Data records
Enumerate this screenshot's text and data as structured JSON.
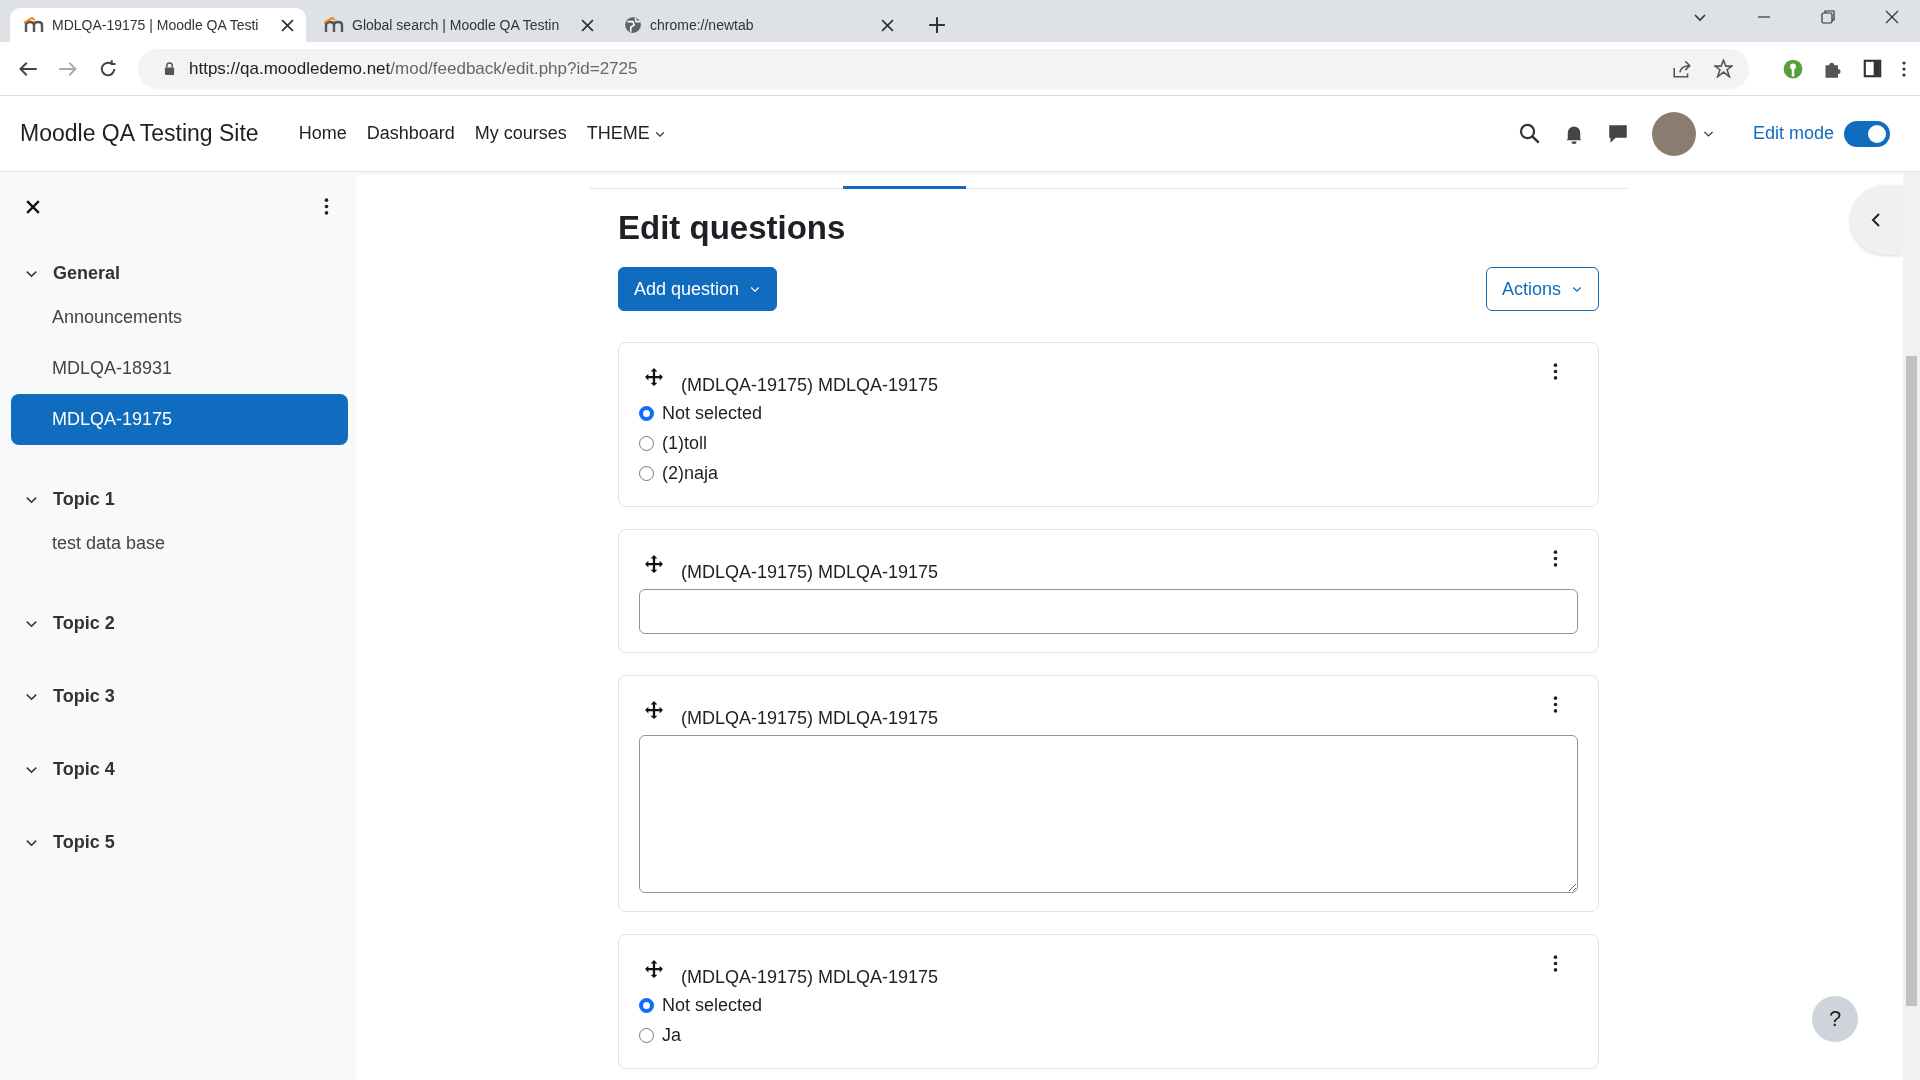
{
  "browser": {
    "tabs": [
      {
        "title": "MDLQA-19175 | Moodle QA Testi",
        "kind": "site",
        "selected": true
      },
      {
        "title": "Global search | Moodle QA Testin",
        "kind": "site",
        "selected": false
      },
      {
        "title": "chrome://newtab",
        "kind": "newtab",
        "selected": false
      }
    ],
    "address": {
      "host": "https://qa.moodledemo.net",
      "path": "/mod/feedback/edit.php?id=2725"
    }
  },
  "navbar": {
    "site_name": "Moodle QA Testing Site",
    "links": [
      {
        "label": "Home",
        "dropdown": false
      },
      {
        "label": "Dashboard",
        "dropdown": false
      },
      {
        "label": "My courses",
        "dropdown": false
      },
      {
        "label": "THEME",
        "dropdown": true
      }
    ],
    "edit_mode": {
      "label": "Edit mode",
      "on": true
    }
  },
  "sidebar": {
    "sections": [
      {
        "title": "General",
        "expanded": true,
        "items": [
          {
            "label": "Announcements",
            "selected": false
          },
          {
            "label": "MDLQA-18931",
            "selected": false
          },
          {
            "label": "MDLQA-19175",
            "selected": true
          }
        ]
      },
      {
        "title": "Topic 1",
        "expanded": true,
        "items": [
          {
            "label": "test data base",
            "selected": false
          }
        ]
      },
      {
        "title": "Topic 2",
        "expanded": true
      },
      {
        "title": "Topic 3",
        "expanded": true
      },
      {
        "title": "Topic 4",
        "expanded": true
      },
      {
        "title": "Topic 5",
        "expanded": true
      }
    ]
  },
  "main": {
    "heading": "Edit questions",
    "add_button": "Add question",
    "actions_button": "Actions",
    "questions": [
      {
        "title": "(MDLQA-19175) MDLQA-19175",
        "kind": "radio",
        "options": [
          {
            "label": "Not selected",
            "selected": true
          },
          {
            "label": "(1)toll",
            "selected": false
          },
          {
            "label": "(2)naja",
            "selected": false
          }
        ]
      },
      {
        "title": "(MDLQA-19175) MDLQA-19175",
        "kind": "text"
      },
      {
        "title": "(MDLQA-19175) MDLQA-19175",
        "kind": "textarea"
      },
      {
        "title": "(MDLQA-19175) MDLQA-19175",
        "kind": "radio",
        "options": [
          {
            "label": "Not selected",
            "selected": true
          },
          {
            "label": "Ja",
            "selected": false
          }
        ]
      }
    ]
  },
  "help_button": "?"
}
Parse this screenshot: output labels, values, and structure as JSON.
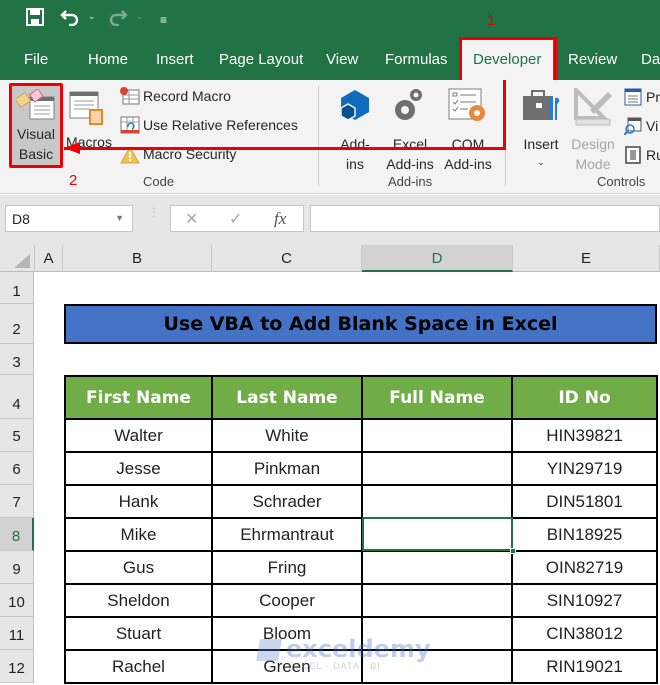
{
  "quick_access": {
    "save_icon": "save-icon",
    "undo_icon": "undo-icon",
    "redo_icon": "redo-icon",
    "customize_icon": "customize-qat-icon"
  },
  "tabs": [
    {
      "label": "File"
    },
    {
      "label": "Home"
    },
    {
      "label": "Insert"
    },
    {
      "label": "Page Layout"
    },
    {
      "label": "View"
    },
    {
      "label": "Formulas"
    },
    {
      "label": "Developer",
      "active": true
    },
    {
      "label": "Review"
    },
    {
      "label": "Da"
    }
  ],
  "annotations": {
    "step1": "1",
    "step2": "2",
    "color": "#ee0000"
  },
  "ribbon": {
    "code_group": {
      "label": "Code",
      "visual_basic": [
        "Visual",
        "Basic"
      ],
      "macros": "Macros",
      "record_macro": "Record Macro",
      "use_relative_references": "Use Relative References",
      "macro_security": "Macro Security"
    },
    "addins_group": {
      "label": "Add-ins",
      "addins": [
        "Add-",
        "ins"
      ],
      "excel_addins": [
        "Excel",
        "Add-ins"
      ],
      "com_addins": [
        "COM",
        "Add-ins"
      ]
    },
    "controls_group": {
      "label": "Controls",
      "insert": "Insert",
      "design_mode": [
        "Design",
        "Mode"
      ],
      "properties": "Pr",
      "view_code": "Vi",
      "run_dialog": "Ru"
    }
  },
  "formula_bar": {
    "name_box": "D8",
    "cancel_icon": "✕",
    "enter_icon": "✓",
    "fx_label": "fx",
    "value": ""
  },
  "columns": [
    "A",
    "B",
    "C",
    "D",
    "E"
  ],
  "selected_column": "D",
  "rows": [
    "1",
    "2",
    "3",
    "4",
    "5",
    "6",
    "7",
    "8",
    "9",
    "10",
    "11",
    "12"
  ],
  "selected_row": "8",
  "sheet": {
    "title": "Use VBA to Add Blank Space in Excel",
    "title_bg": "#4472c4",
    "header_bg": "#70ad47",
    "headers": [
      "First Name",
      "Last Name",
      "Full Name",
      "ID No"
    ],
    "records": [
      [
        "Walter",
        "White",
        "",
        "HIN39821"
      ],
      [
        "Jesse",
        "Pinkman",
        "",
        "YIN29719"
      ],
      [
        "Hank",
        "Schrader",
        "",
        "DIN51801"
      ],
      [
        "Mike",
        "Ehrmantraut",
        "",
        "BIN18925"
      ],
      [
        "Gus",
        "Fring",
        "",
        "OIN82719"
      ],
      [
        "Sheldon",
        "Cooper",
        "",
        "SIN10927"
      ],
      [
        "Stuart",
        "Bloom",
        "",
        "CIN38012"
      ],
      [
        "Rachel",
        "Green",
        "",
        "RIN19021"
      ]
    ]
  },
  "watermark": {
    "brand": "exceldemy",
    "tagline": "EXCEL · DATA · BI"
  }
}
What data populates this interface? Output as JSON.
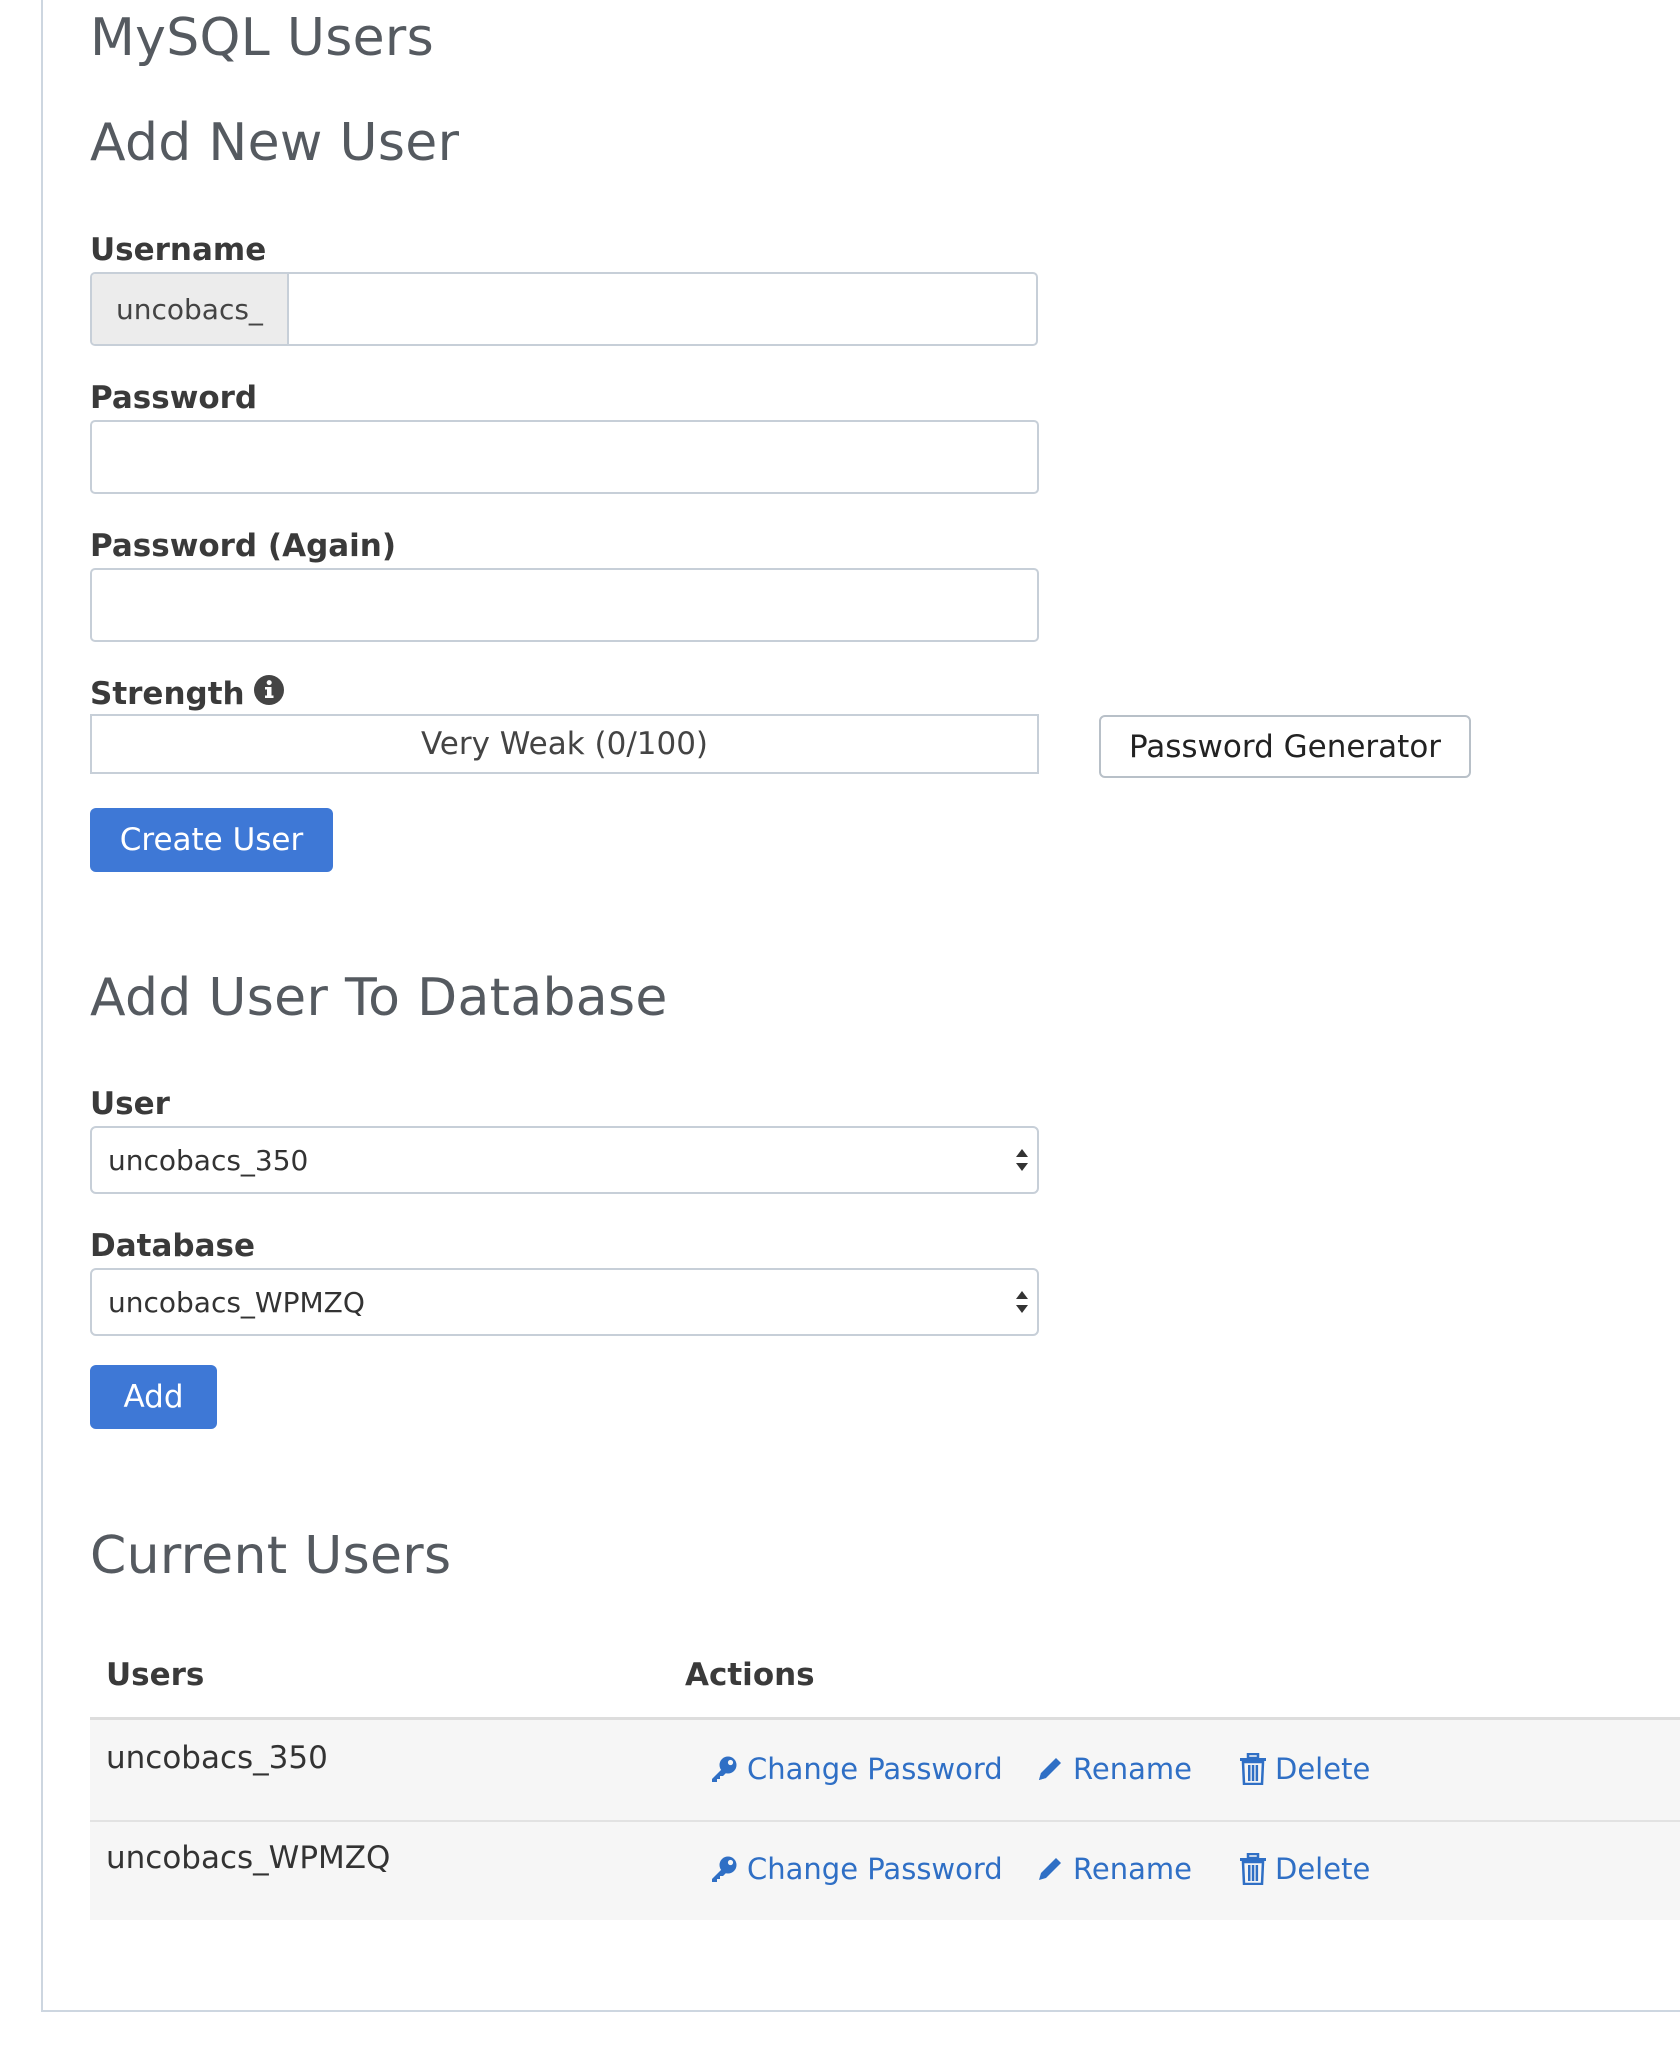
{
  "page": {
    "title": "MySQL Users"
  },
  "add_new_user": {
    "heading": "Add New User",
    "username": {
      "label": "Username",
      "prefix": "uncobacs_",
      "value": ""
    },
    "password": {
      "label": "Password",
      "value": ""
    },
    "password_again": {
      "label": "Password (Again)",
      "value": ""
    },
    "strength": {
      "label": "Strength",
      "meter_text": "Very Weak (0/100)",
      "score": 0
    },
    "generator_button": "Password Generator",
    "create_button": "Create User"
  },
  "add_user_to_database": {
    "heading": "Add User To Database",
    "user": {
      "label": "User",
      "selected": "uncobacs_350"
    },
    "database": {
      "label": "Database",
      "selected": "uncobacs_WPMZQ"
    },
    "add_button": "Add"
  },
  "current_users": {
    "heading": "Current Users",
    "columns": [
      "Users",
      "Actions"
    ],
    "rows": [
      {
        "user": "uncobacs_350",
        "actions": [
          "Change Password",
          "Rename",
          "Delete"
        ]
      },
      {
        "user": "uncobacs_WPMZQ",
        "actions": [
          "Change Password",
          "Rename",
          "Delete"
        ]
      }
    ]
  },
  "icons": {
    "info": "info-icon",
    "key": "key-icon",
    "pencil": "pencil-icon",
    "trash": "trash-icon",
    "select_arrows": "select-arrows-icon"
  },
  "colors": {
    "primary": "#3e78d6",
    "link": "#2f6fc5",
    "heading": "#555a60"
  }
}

* [Short task] Pictures are excluded; copy every other part of the records exactly.

* [Task response]
Enumerate this screenshot's text and data as structured JSON.
{
  "browser": {
    "tabs": [
      {
        "title": "MDLQA-19175 | Moodle QA Testi",
        "kind": "site",
        "selected": true
      },
      {
        "title": "Global search | Moodle QA Testin",
        "kind": "site",
        "selected": false
      },
      {
        "title": "chrome://newtab",
        "kind": "newtab",
        "selected": false
      }
    ],
    "address": {
      "host": "https://qa.moodledemo.net",
      "path": "/mod/feedback/edit.php?id=2725"
    }
  },
  "navbar": {
    "site_name": "Moodle QA Testing Site",
    "links": [
      {
        "label": "Home",
        "dropdown": false
      },
      {
        "label": "Dashboard",
        "dropdown": false
      },
      {
        "label": "My courses",
        "dropdown": false
      },
      {
        "label": "THEME",
        "dropdown": true
      }
    ],
    "edit_mode": {
      "label": "Edit mode",
      "on": true
    }
  },
  "sidebar": {
    "sections": [
      {
        "title": "General",
        "expanded": true,
        "items": [
          {
            "label": "Announcements",
            "selected": false
          },
          {
            "label": "MDLQA-18931",
            "selected": false
          },
          {
            "label": "MDLQA-19175",
            "selected": true
          }
        ]
      },
      {
        "title": "Topic 1",
        "expanded": true,
        "items": [
          {
            "label": "test data base",
            "selected": false
          }
        ]
      },
      {
        "title": "Topic 2",
        "expanded": true
      },
      {
        "title": "Topic 3",
        "expanded": true
      },
      {
        "title": "Topic 4",
        "expanded": true
      },
      {
        "title": "Topic 5",
        "expanded": true
      }
    ]
  },
  "main": {
    "heading": "Edit questions",
    "add_button": "Add question",
    "actions_button": "Actions",
    "questions": [
      {
        "title": "(MDLQA-19175) MDLQA-19175",
        "kind": "radio",
        "options": [
          {
            "label": "Not selected",
            "selected": true
          },
          {
            "label": "(1)toll",
            "selected": false
          },
          {
            "label": "(2)naja",
            "selected": false
          }
        ]
      },
      {
        "title": "(MDLQA-19175) MDLQA-19175",
        "kind": "text"
      },
      {
        "title": "(MDLQA-19175) MDLQA-19175",
        "kind": "textarea"
      },
      {
        "title": "(MDLQA-19175) MDLQA-19175",
        "kind": "radio",
        "options": [
          {
            "label": "Not selected",
            "selected": true
          },
          {
            "label": "Ja",
            "selected": false
          }
        ]
      }
    ]
  },
  "help_button": "?"
}
Parse this screenshot: output labels, values, and structure as JSON.
{
  "quick_access": {
    "save_icon": "save-icon",
    "undo_icon": "undo-icon",
    "redo_icon": "redo-icon",
    "customize_icon": "customize-qat-icon"
  },
  "tabs": [
    {
      "label": "File"
    },
    {
      "label": "Home"
    },
    {
      "label": "Insert"
    },
    {
      "label": "Page Layout"
    },
    {
      "label": "View"
    },
    {
      "label": "Formulas"
    },
    {
      "label": "Developer",
      "active": true
    },
    {
      "label": "Review"
    },
    {
      "label": "Da"
    }
  ],
  "annotations": {
    "step1": "1",
    "step2": "2",
    "color": "#ee0000"
  },
  "ribbon": {
    "code_group": {
      "label": "Code",
      "visual_basic": [
        "Visual",
        "Basic"
      ],
      "macros": "Macros",
      "record_macro": "Record Macro",
      "use_relative_references": "Use Relative References",
      "macro_security": "Macro Security"
    },
    "addins_group": {
      "label": "Add-ins",
      "addins": [
        "Add-",
        "ins"
      ],
      "excel_addins": [
        "Excel",
        "Add-ins"
      ],
      "com_addins": [
        "COM",
        "Add-ins"
      ]
    },
    "controls_group": {
      "label": "Controls",
      "insert": "Insert",
      "design_mode": [
        "Design",
        "Mode"
      ],
      "properties": "Pr",
      "view_code": "Vi",
      "run_dialog": "Ru"
    }
  },
  "formula_bar": {
    "name_box": "D8",
    "cancel_icon": "✕",
    "enter_icon": "✓",
    "fx_label": "fx",
    "value": ""
  },
  "columns": [
    "A",
    "B",
    "C",
    "D",
    "E"
  ],
  "selected_column": "D",
  "rows": [
    "1",
    "2",
    "3",
    "4",
    "5",
    "6",
    "7",
    "8",
    "9",
    "10",
    "11",
    "12"
  ],
  "selected_row": "8",
  "sheet": {
    "title": "Use VBA to Add Blank Space in Excel",
    "title_bg": "#4472c4",
    "header_bg": "#70ad47",
    "headers": [
      "First Name",
      "Last Name",
      "Full Name",
      "ID No"
    ],
    "records": [
      [
        "Walter",
        "White",
        "",
        "HIN39821"
      ],
      [
        "Jesse",
        "Pinkman",
        "",
        "YIN29719"
      ],
      [
        "Hank",
        "Schrader",
        "",
        "DIN51801"
      ],
      [
        "Mike",
        "Ehrmantraut",
        "",
        "BIN18925"
      ],
      [
        "Gus",
        "Fring",
        "",
        "OIN82719"
      ],
      [
        "Sheldon",
        "Cooper",
        "",
        "SIN10927"
      ],
      [
        "Stuart",
        "Bloom",
        "",
        "CIN38012"
      ],
      [
        "Rachel",
        "Green",
        "",
        "RIN19021"
      ]
    ]
  },
  "watermark": {
    "brand": "exceldemy",
    "tagline": "EXCEL · DATA · BI"
  }
}
What data populates this interface? Output as JSON.
{
  "page": {
    "title": "MySQL Users"
  },
  "add_new_user": {
    "heading": "Add New User",
    "username": {
      "label": "Username",
      "prefix": "uncobacs_",
      "value": ""
    },
    "password": {
      "label": "Password",
      "value": ""
    },
    "password_again": {
      "label": "Password (Again)",
      "value": ""
    },
    "strength": {
      "label": "Strength",
      "meter_text": "Very Weak (0/100)",
      "score": 0
    },
    "generator_button": "Password Generator",
    "create_button": "Create User"
  },
  "add_user_to_database": {
    "heading": "Add User To Database",
    "user": {
      "label": "User",
      "selected": "uncobacs_350"
    },
    "database": {
      "label": "Database",
      "selected": "uncobacs_WPMZQ"
    },
    "add_button": "Add"
  },
  "current_users": {
    "heading": "Current Users",
    "columns": [
      "Users",
      "Actions"
    ],
    "rows": [
      {
        "user": "uncobacs_350",
        "actions": [
          "Change Password",
          "Rename",
          "Delete"
        ]
      },
      {
        "user": "uncobacs_WPMZQ",
        "actions": [
          "Change Password",
          "Rename",
          "Delete"
        ]
      }
    ]
  },
  "icons": {
    "info": "info-icon",
    "key": "key-icon",
    "pencil": "pencil-icon",
    "trash": "trash-icon",
    "select_arrows": "select-arrows-icon"
  },
  "colors": {
    "primary": "#3e78d6",
    "link": "#2f6fc5",
    "heading": "#555a60"
  }
}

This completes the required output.